• [Task directions]: Pull out the lines of the listing below, from its very first line through the line containing "candle-body [756, 409, 766, 489]", including both of those lines. Reproduce each line character for character.

--- start ---

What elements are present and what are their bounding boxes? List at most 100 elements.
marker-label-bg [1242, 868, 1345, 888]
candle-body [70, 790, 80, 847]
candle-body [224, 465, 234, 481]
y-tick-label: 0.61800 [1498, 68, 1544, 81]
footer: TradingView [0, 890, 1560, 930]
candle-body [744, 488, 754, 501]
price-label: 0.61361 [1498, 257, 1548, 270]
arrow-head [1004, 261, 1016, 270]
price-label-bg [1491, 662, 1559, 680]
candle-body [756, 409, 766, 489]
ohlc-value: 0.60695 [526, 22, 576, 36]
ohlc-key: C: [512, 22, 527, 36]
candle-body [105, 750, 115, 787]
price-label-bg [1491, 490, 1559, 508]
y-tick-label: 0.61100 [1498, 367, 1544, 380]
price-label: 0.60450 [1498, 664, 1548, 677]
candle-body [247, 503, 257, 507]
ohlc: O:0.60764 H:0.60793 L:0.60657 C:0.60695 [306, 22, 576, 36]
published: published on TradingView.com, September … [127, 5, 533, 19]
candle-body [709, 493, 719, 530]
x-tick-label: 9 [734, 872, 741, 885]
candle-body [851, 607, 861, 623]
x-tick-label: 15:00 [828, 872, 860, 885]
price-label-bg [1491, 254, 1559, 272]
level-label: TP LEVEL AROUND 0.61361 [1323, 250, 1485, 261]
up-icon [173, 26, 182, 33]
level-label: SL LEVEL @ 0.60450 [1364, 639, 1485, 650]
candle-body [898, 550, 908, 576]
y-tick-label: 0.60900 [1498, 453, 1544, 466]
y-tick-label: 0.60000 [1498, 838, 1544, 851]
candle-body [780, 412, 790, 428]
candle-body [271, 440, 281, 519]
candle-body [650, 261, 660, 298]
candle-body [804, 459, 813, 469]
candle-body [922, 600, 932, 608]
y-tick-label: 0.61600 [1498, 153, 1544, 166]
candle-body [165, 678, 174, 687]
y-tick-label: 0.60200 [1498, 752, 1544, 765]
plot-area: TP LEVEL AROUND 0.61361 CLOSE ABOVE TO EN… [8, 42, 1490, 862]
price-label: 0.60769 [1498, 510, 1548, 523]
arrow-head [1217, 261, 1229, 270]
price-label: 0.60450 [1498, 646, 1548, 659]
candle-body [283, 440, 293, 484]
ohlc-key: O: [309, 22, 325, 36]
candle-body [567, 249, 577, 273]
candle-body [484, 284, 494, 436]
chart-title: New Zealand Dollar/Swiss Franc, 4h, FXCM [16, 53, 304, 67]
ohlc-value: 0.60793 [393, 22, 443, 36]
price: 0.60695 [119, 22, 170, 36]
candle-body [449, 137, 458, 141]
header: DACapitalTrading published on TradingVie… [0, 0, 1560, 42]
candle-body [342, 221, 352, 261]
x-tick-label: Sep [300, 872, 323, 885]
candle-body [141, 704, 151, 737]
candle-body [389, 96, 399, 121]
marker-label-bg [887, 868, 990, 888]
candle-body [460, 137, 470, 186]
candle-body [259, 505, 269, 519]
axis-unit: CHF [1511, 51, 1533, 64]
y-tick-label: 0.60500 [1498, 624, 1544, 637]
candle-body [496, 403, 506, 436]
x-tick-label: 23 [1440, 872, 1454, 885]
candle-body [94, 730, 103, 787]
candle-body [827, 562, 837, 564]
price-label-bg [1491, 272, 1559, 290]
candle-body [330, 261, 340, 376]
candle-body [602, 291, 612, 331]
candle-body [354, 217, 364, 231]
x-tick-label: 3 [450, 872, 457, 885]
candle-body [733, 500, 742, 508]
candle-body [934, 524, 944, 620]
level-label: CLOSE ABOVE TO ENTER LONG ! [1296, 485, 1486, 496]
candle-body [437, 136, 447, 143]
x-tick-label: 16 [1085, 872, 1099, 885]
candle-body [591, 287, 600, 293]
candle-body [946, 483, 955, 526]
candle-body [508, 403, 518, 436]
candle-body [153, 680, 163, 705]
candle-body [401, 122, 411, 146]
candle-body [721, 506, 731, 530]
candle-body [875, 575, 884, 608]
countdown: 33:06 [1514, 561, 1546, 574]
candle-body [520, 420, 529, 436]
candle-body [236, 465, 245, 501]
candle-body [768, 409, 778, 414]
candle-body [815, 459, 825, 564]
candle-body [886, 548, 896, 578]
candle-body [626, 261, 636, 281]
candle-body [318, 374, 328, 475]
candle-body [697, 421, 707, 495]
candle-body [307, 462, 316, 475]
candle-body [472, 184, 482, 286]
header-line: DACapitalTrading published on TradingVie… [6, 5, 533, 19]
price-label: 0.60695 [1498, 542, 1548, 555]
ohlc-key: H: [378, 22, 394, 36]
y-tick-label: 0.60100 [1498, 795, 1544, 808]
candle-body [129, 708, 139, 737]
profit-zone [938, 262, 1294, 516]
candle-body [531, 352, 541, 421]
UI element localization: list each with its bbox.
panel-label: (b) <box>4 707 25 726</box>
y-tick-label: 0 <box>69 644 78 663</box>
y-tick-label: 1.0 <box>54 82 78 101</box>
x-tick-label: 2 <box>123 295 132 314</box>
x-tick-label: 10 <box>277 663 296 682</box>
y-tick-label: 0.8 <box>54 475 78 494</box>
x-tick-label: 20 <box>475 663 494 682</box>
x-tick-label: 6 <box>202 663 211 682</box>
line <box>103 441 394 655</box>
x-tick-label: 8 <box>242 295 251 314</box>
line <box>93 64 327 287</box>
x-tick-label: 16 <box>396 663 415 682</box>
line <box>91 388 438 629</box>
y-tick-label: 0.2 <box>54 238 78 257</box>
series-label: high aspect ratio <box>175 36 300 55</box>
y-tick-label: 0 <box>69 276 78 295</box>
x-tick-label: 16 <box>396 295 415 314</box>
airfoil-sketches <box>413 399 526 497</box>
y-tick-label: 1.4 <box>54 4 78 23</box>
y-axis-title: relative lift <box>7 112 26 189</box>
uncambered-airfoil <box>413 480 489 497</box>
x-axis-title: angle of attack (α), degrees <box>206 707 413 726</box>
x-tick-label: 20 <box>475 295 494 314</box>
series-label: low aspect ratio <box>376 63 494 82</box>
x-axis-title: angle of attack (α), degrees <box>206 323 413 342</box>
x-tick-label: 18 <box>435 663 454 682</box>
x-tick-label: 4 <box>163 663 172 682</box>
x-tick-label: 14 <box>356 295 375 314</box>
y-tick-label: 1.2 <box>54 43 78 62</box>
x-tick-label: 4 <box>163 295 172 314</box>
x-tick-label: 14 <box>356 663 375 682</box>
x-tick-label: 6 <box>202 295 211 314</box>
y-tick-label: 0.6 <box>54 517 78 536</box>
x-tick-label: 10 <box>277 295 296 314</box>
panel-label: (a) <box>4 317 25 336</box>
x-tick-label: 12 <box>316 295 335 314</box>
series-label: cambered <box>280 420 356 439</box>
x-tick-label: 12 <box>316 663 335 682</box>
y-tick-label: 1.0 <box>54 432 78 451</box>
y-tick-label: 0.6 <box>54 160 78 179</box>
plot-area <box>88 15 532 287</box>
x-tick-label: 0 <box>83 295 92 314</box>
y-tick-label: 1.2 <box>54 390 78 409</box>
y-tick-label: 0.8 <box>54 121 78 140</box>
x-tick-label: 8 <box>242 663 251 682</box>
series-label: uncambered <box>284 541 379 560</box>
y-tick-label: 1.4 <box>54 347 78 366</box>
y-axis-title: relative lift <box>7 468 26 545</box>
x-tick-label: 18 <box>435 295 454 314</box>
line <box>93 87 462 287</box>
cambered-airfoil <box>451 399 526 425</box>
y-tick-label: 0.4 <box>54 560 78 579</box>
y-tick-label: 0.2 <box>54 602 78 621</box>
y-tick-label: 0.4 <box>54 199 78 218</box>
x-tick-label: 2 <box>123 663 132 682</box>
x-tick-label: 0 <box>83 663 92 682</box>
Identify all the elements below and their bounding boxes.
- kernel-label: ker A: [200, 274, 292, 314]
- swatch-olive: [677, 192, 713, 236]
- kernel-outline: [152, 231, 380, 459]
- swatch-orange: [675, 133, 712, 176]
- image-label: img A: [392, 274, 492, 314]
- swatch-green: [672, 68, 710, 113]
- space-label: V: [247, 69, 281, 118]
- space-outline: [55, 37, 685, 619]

--- end ---

• [Problem solution]:
What elements are present and what are their bounding boxes? List at most 100 elements.
marker-label-bg [1242, 868, 1345, 888]
candle-body [70, 790, 80, 847]
candle-body [224, 465, 234, 481]
y-tick-label: 0.61800 [1498, 68, 1544, 81]
footer: TradingView [0, 890, 1560, 930]
candle-body [744, 488, 754, 501]
price-label: 0.61361 [1498, 257, 1548, 270]
arrow-head [1004, 261, 1016, 270]
price-label-bg [1491, 662, 1559, 680]
candle-body [756, 409, 766, 489]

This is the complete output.